[PROBLEM STATEMENT] Restate each line of the listing exactly, without carrying over any pictures.

-- Begin MATERIAL PROVIDED --

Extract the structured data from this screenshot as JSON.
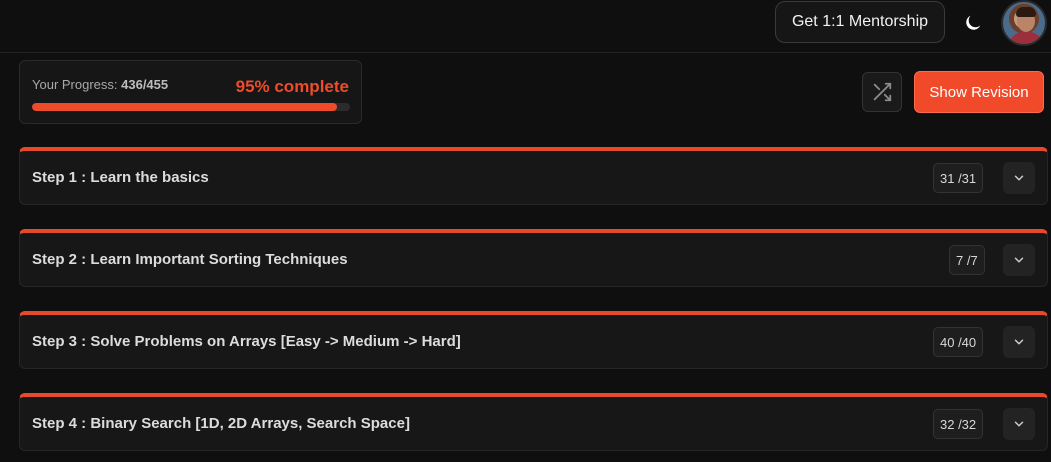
{
  "header": {
    "mentorship_label": "Get 1:1 Mentorship",
    "theme_icon": "moon-icon",
    "avatar_icon": "user-avatar"
  },
  "progress": {
    "label_prefix": "Your Progress: ",
    "count": "436/455",
    "percent_text": "95% complete",
    "completed": 436,
    "total": 455,
    "fraction": 0.958
  },
  "actions": {
    "shuffle_icon": "shuffle-icon",
    "revision_label": "Show Revision"
  },
  "colors": {
    "accent": "#ee4b2b",
    "background": "#0f0f0f",
    "card": "#171717"
  },
  "steps": [
    {
      "title": "Step 1 : Learn the basics",
      "count": "31 /31"
    },
    {
      "title": "Step 2 : Learn Important Sorting Techniques",
      "count": "7 /7"
    },
    {
      "title": "Step 3 : Solve Problems on Arrays [Easy -> Medium -> Hard]",
      "count": "40 /40"
    },
    {
      "title": "Step 4 : Binary Search [1D, 2D Arrays, Search Space]",
      "count": "32 /32"
    }
  ]
}
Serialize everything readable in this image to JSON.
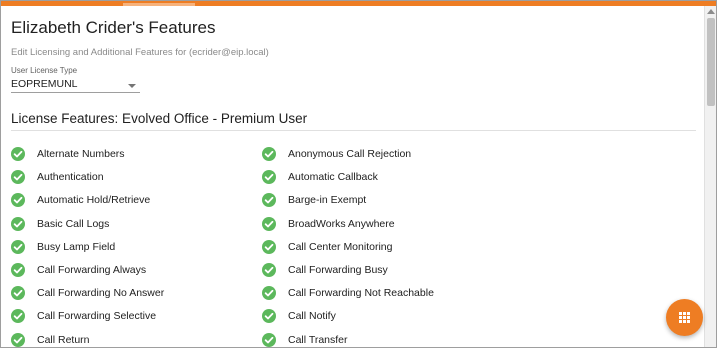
{
  "header": {
    "title": "Elizabeth Crider's Features",
    "subtitle": "Edit Licensing and Additional Features for (ecrider@eip.local)"
  },
  "license_select": {
    "label": "User License Type",
    "value": "EOPREMUNL"
  },
  "section": {
    "title": "License Features: Evolved Office - Premium User"
  },
  "features": {
    "left": [
      "Alternate Numbers",
      "Authentication",
      "Automatic Hold/Retrieve",
      "Basic Call Logs",
      "Busy Lamp Field",
      "Call Forwarding Always",
      "Call Forwarding No Answer",
      "Call Forwarding Selective",
      "Call Return"
    ],
    "right": [
      "Anonymous Call Rejection",
      "Automatic Callback",
      "Barge-in Exempt",
      "BroadWorks Anywhere",
      "Call Center Monitoring",
      "Call Forwarding Busy",
      "Call Forwarding Not Reachable",
      "Call Notify",
      "Call Transfer"
    ],
    "status_icon": "check-circle-icon"
  },
  "fab": {
    "icon": "apps-grid-icon"
  },
  "colors": {
    "accent": "#ee7d23",
    "check": "#5cb85c"
  }
}
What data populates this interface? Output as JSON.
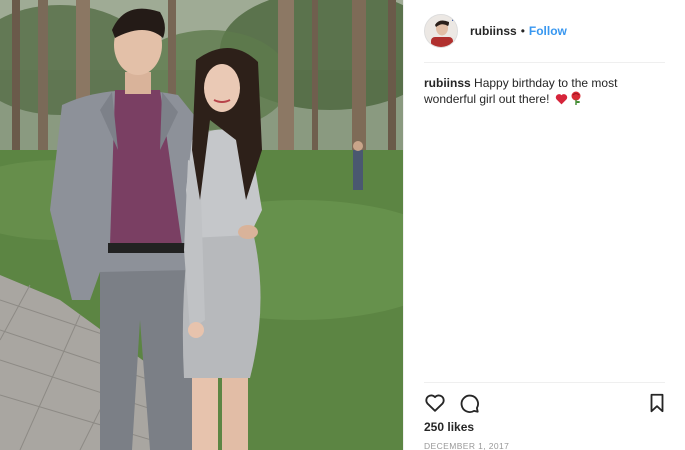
{
  "post": {
    "photo_alt": "",
    "header": {
      "username": "rubiinss",
      "separator": "•",
      "follow_label": "Follow"
    },
    "caption": {
      "username": "rubiinss",
      "text": "Happy birthday to the most wonderful girl out there!",
      "emojis": [
        "heart-icon",
        "rose-icon"
      ]
    },
    "actions": [
      "heart-outline-icon",
      "comment-icon",
      "bookmark-icon"
    ],
    "likes": "250 likes",
    "date": "DECEMBER 1, 2017"
  },
  "colors": {
    "link_blue": "#3897f0",
    "text": "#262626",
    "muted": "#999999",
    "divider": "#efefef",
    "heart_red": "#e0245e"
  }
}
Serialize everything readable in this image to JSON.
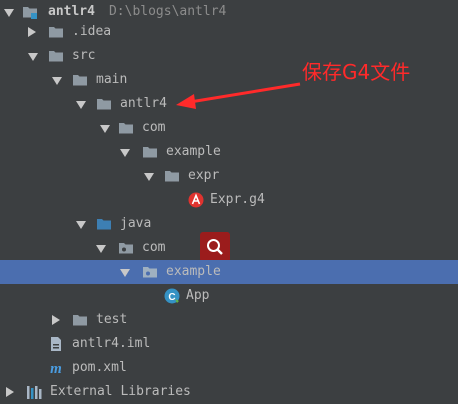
{
  "colors": {
    "background": "#3c3f41",
    "selection": "#4b6eaf",
    "folder": "#8f9aa3",
    "source_folder": "#3d7fb3",
    "annotation": "#ff2a2a"
  },
  "tree": {
    "root": {
      "label": "antlr4",
      "path": "D:\\blogs\\antlr4"
    },
    "idea": {
      "label": ".idea"
    },
    "src": {
      "label": "src"
    },
    "main": {
      "label": "main"
    },
    "antlr4": {
      "label": "antlr4"
    },
    "com1": {
      "label": "com"
    },
    "example1": {
      "label": "example"
    },
    "expr": {
      "label": "expr"
    },
    "exprg4": {
      "label": "Expr.g4",
      "icon": "antlr-icon"
    },
    "java": {
      "label": "java"
    },
    "com2": {
      "label": "com"
    },
    "example2": {
      "label": "example"
    },
    "app": {
      "label": "App",
      "icon": "java-class-icon"
    },
    "test": {
      "label": "test"
    },
    "iml": {
      "label": "antlr4.iml"
    },
    "pom": {
      "label": "pom.xml"
    },
    "libs": {
      "label": "External Libraries"
    }
  },
  "annotation": {
    "text": "保存G4文件"
  }
}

-- End MATERIAL PROVIDED --

[RESULT OF THE EXERCISE]
Extract the structured data from this screenshot as JSON.
{
  "header": {
    "mentorship_label": "Get 1:1 Mentorship",
    "theme_icon": "moon-icon",
    "avatar_icon": "user-avatar"
  },
  "progress": {
    "label_prefix": "Your Progress: ",
    "count": "436/455",
    "percent_text": "95% complete",
    "completed": 436,
    "total": 455,
    "fraction": 0.958
  },
  "actions": {
    "shuffle_icon": "shuffle-icon",
    "revision_label": "Show Revision"
  },
  "colors": {
    "accent": "#ee4b2b",
    "background": "#0f0f0f",
    "card": "#171717"
  },
  "steps": [
    {
      "title": "Step 1 : Learn the basics",
      "count": "31 /31"
    },
    {
      "title": "Step 2 : Learn Important Sorting Techniques",
      "count": "7 /7"
    },
    {
      "title": "Step 3 : Solve Problems on Arrays [Easy -> Medium -> Hard]",
      "count": "40 /40"
    },
    {
      "title": "Step 4 : Binary Search [1D, 2D Arrays, Search Space]",
      "count": "32 /32"
    }
  ]
}
Serialize everything readable in this image to JSON.
{
  "header": {
    "title": "Elizabeth Crider's Features",
    "subtitle": "Edit Licensing and Additional Features for (ecrider@eip.local)"
  },
  "license_select": {
    "label": "User License Type",
    "value": "EOPREMUNL"
  },
  "section": {
    "title": "License Features: Evolved Office - Premium User"
  },
  "features": {
    "left": [
      "Alternate Numbers",
      "Authentication",
      "Automatic Hold/Retrieve",
      "Basic Call Logs",
      "Busy Lamp Field",
      "Call Forwarding Always",
      "Call Forwarding No Answer",
      "Call Forwarding Selective",
      "Call Return"
    ],
    "right": [
      "Anonymous Call Rejection",
      "Automatic Callback",
      "Barge-in Exempt",
      "BroadWorks Anywhere",
      "Call Center Monitoring",
      "Call Forwarding Busy",
      "Call Forwarding Not Reachable",
      "Call Notify",
      "Call Transfer"
    ],
    "status_icon": "check-circle-icon"
  },
  "fab": {
    "icon": "apps-grid-icon"
  },
  "colors": {
    "accent": "#ee7d23",
    "check": "#5cb85c"
  }
}
What data populates this interface? Output as JSON.
{
  "post": {
    "photo_alt": "",
    "header": {
      "username": "rubiinss",
      "separator": "•",
      "follow_label": "Follow"
    },
    "caption": {
      "username": "rubiinss",
      "text": "Happy birthday to the most wonderful girl out there!",
      "emojis": [
        "heart-icon",
        "rose-icon"
      ]
    },
    "actions": [
      "heart-outline-icon",
      "comment-icon",
      "bookmark-icon"
    ],
    "likes": "250 likes",
    "date": "DECEMBER 1, 2017"
  },
  "colors": {
    "link_blue": "#3897f0",
    "text": "#262626",
    "muted": "#999999",
    "divider": "#efefef",
    "heart_red": "#e0245e"
  }
}
Serialize everything readable in this image to JSON.
{
  "colors": {
    "background": "#3c3f41",
    "selection": "#4b6eaf",
    "folder": "#8f9aa3",
    "source_folder": "#3d7fb3",
    "annotation": "#ff2a2a"
  },
  "tree": {
    "root": {
      "label": "antlr4",
      "path": "D:\\blogs\\antlr4"
    },
    "idea": {
      "label": ".idea"
    },
    "src": {
      "label": "src"
    },
    "main": {
      "label": "main"
    },
    "antlr4": {
      "label": "antlr4"
    },
    "com1": {
      "label": "com"
    },
    "example1": {
      "label": "example"
    },
    "expr": {
      "label": "expr"
    },
    "exprg4": {
      "label": "Expr.g4",
      "icon": "antlr-icon"
    },
    "java": {
      "label": "java"
    },
    "com2": {
      "label": "com"
    },
    "example2": {
      "label": "example"
    },
    "app": {
      "label": "App",
      "icon": "java-class-icon"
    },
    "test": {
      "label": "test"
    },
    "iml": {
      "label": "antlr4.iml"
    },
    "pom": {
      "label": "pom.xml"
    },
    "libs": {
      "label": "External Libraries"
    }
  },
  "annotation": {
    "text": "保存G4文件"
  }
}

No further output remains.